=== Task details ===
Collect every line of the records below that contains the word "with".

[Dataset entries]
— START —
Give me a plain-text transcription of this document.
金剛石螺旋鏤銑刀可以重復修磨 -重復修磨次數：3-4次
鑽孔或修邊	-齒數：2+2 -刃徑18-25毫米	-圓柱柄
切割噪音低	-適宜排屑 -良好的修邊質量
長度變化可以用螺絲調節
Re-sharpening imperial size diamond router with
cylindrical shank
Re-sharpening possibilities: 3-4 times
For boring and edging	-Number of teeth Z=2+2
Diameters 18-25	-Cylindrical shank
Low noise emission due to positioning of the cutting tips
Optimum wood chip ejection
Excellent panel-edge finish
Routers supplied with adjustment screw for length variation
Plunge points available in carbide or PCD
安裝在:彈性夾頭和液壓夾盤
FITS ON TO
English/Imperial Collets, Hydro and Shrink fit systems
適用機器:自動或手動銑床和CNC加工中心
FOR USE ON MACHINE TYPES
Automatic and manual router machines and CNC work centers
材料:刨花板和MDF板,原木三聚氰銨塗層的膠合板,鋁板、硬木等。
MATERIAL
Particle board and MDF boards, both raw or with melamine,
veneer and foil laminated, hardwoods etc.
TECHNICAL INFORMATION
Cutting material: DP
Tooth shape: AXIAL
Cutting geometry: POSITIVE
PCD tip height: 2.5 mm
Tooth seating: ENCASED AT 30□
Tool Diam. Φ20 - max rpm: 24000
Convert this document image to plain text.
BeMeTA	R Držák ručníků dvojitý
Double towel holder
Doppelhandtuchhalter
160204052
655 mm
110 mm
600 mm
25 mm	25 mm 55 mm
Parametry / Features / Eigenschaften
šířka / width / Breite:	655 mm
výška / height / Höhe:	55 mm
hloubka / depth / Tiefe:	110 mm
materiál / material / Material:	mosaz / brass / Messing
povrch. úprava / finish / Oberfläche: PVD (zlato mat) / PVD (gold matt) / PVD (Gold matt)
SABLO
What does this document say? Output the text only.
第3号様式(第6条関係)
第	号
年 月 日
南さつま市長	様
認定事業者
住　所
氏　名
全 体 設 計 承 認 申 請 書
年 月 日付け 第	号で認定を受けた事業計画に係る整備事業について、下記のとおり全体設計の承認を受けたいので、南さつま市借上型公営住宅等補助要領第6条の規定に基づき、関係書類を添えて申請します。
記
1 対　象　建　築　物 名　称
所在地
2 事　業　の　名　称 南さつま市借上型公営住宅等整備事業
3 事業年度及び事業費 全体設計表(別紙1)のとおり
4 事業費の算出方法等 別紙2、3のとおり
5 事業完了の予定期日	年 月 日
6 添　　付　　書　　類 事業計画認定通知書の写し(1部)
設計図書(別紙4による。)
— END —
=== The solution ===
Re-sharpening imperial size diamond router with
Routers supplied with adjustment screw for length variation
Particle board and MDF boards, both raw or with melamine,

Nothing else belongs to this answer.